_JOB_
From the entries below, print exactly the span beginning with the line holding "Enumerate this screenshot's" and ending with the line holding "Output a JSON", endpoints included, and skip any pictures.

_MATERIALS PROVIDED_
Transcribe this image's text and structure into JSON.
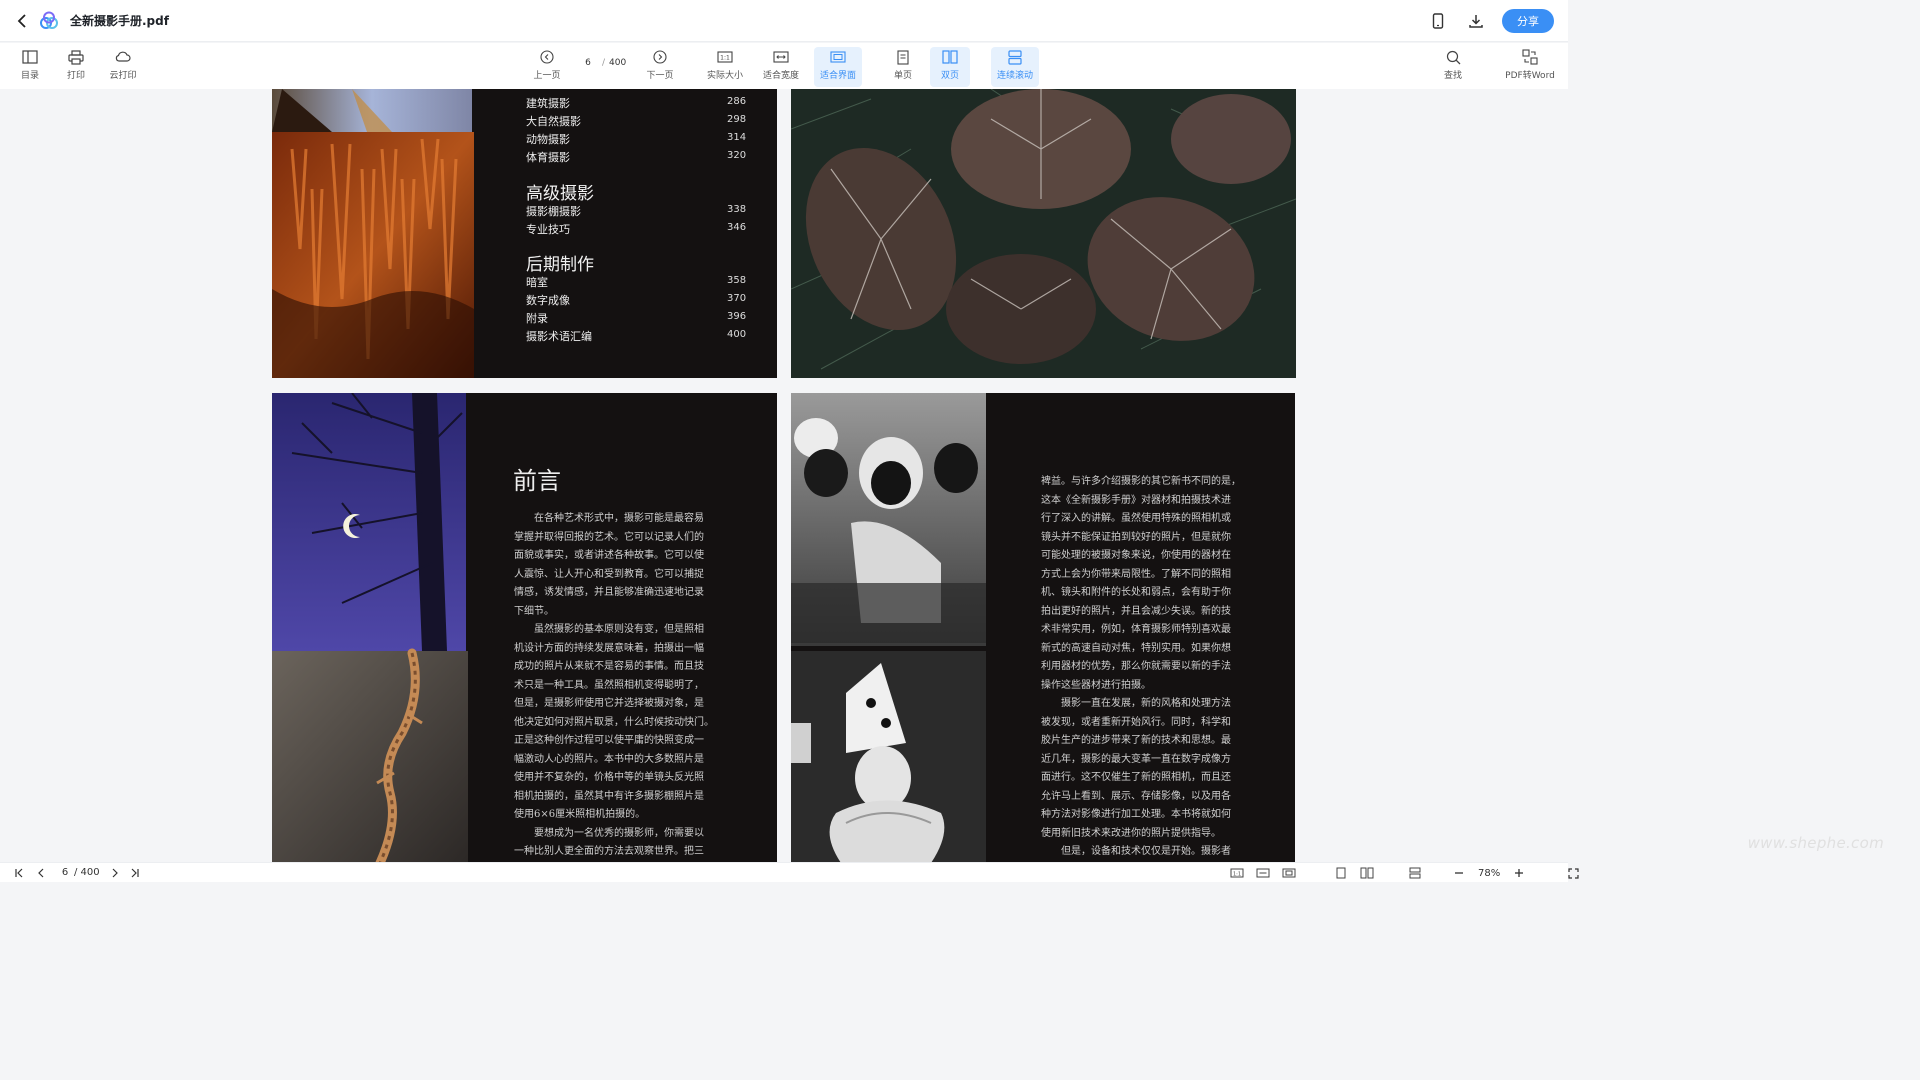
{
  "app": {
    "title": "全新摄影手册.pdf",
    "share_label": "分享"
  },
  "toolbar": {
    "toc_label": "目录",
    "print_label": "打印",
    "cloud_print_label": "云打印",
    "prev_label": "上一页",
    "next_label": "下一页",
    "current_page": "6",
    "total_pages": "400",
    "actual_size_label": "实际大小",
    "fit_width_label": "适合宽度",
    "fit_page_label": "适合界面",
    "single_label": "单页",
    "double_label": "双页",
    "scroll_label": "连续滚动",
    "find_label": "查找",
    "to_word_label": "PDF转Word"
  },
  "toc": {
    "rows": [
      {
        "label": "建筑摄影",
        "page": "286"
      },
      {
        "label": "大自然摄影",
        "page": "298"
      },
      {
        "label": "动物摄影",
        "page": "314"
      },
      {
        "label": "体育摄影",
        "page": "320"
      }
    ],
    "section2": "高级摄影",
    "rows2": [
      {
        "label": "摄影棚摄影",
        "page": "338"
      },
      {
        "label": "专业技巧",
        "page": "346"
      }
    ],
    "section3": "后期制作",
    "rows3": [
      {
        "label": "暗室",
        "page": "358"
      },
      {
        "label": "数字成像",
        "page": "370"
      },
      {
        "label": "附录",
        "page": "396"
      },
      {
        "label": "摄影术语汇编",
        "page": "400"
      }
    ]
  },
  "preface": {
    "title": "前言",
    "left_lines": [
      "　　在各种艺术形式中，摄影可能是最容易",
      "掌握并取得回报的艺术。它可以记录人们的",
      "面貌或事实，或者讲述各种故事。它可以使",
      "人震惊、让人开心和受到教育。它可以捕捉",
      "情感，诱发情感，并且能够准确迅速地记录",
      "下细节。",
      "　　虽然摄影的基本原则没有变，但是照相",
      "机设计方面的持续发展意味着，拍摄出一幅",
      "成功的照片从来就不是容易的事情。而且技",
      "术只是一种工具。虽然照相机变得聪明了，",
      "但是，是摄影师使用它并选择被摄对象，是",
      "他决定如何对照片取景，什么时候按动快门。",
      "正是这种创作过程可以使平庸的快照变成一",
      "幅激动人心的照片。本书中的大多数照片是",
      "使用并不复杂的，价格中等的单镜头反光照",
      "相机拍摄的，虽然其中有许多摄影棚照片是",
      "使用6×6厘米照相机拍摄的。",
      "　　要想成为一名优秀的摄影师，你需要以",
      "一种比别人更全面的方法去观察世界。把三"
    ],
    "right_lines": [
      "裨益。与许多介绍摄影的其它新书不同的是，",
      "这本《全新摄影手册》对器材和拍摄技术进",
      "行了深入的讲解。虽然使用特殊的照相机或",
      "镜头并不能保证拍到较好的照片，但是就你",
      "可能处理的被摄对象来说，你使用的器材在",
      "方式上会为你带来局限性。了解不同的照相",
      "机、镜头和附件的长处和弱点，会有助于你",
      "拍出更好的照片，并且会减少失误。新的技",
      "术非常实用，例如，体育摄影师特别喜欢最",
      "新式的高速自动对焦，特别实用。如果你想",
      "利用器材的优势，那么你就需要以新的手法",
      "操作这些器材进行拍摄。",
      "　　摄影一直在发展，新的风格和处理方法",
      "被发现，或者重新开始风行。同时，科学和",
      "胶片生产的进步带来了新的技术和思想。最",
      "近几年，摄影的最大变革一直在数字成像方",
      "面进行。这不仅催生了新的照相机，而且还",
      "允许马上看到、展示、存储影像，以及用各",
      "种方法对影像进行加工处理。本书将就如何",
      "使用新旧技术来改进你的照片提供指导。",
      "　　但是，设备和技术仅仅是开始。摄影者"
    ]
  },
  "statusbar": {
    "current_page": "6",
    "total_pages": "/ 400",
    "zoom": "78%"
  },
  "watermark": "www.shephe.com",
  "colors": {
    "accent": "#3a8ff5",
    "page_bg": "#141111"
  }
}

* * *

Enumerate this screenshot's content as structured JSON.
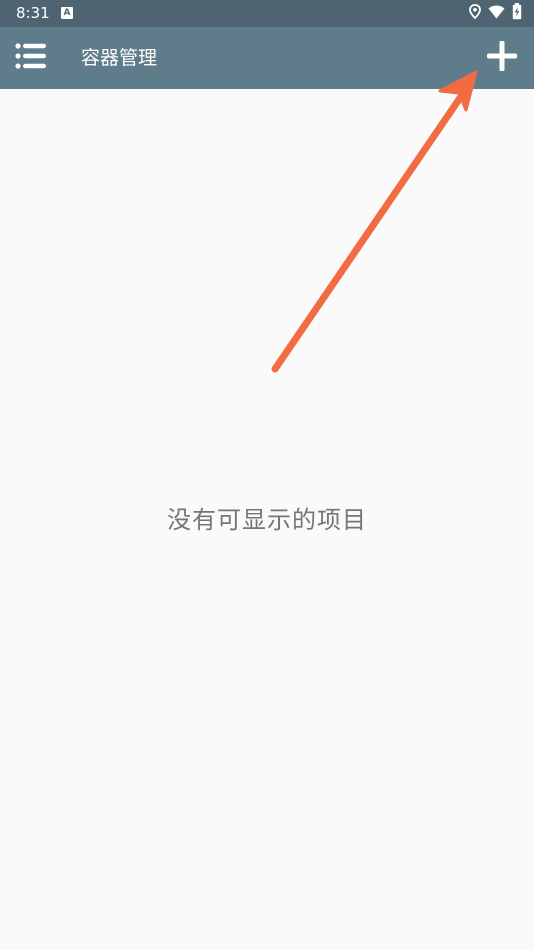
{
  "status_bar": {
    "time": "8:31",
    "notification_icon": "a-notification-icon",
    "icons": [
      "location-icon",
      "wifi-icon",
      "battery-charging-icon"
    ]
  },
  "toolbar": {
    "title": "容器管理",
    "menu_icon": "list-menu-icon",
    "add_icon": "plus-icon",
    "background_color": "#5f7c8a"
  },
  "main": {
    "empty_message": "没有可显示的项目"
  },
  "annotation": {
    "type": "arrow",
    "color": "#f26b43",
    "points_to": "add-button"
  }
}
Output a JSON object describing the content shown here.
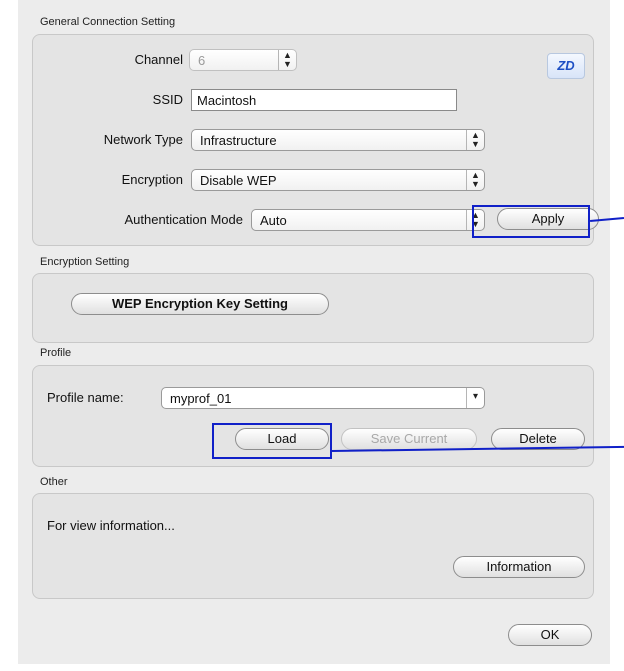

_SOLUTION FOR THIS PROBLEM_
Enumerate this screenshot's content as structured JSON.
{
  "status_bar": {
    "time": "8:31",
    "notification_icon": "a-notification-icon",
    "icons": [
      "location-icon",
      "wifi-icon",
      "battery-charging-icon"
    ]
  },
  "toolbar": {
    "title": "容器管理",
    "menu_icon": "list-menu-icon",
    "add_icon": "plus-icon",
    "background_color": "#5f7c8a"
  },
  "main": {
    "empty_message": "没有可显示的项目"
  },
  "annotation": {
    "type": "arrow",
    "color": "#f26b43",
    "points_to": "add-button"
  }
}
Output a JSON object describing the content shown here.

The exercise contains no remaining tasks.